Exercise requirements
Return all of the entries exactly, with nothing added or left out.

Provided data
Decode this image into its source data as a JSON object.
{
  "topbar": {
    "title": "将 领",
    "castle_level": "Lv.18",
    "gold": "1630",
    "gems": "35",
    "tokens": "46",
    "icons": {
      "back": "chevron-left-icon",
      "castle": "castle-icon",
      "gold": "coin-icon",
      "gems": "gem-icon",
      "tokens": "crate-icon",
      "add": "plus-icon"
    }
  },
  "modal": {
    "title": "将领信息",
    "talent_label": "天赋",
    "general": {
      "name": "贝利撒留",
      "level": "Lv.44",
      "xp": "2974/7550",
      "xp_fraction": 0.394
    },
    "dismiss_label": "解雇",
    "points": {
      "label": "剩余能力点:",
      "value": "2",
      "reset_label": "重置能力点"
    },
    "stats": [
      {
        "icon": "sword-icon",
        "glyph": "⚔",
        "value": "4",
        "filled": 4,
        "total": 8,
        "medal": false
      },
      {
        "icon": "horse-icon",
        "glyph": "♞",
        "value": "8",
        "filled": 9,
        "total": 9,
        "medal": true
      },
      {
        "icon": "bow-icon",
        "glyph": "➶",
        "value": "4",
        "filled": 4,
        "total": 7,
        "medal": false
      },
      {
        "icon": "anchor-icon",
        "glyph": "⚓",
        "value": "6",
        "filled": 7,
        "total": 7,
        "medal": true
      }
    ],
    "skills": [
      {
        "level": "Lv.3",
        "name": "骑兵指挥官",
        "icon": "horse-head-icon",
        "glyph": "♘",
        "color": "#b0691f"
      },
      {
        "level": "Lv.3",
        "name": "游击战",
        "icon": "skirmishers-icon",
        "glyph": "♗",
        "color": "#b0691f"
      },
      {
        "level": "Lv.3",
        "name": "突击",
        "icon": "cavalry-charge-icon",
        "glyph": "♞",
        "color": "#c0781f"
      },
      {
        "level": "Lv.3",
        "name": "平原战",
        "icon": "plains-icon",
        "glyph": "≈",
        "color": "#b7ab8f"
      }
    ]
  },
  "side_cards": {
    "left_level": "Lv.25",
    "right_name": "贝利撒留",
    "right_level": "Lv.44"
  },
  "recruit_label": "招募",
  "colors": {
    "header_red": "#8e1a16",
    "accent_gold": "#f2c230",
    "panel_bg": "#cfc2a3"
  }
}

Complete output
Decode this image into its source data as a JSON object.
{
  "topbar": {
    "title": "将 领",
    "castle_level": "Lv.18",
    "gold": "1630",
    "gems": "35",
    "tokens": "46",
    "icons": {
      "back": "chevron-left-icon",
      "castle": "castle-icon",
      "gold": "coin-icon",
      "gems": "gem-icon",
      "tokens": "crate-icon",
      "add": "plus-icon"
    }
  },
  "modal": {
    "title": "将领信息",
    "talent_label": "天赋",
    "general": {
      "name": "贝利撒留",
      "level": "Lv.44",
      "xp": "2974/7550",
      "xp_fraction": 0.394
    },
    "dismiss_label": "解雇",
    "points": {
      "label": "剩余能力点:",
      "value": "2",
      "reset_label": "重置能力点"
    },
    "stats": [
      {
        "icon": "sword-icon",
        "glyph": "⚔",
        "value": "4",
        "filled": 4,
        "total": 8,
        "medal": false
      },
      {
        "icon": "horse-icon",
        "glyph": "♞",
        "value": "8",
        "filled": 9,
        "total": 9,
        "medal": true
      },
      {
        "icon": "bow-icon",
        "glyph": "➶",
        "value": "4",
        "filled": 4,
        "total": 7,
        "medal": false
      },
      {
        "icon": "anchor-icon",
        "glyph": "⚓",
        "value": "6",
        "filled": 7,
        "total": 7,
        "medal": true
      }
    ],
    "skills": [
      {
        "level": "Lv.3",
        "name": "骑兵指挥官",
        "icon": "horse-head-icon",
        "glyph": "♘",
        "color": "#b0691f"
      },
      {
        "level": "Lv.3",
        "name": "游击战",
        "icon": "skirmishers-icon",
        "glyph": "♗",
        "color": "#b0691f"
      },
      {
        "level": "Lv.3",
        "name": "突击",
        "icon": "cavalry-charge-icon",
        "glyph": "♞",
        "color": "#c0781f"
      },
      {
        "level": "Lv.3",
        "name": "平原战",
        "icon": "plains-icon",
        "glyph": "≈",
        "color": "#b7ab8f"
      }
    ]
  },
  "side_cards": {
    "left_level": "Lv.25",
    "right_name": "贝利撒留",
    "right_level": "Lv.44"
  },
  "recruit_label": "招募",
  "colors": {
    "header_red": "#8e1a16",
    "accent_gold": "#f2c230",
    "panel_bg": "#cfc2a3"
  }
}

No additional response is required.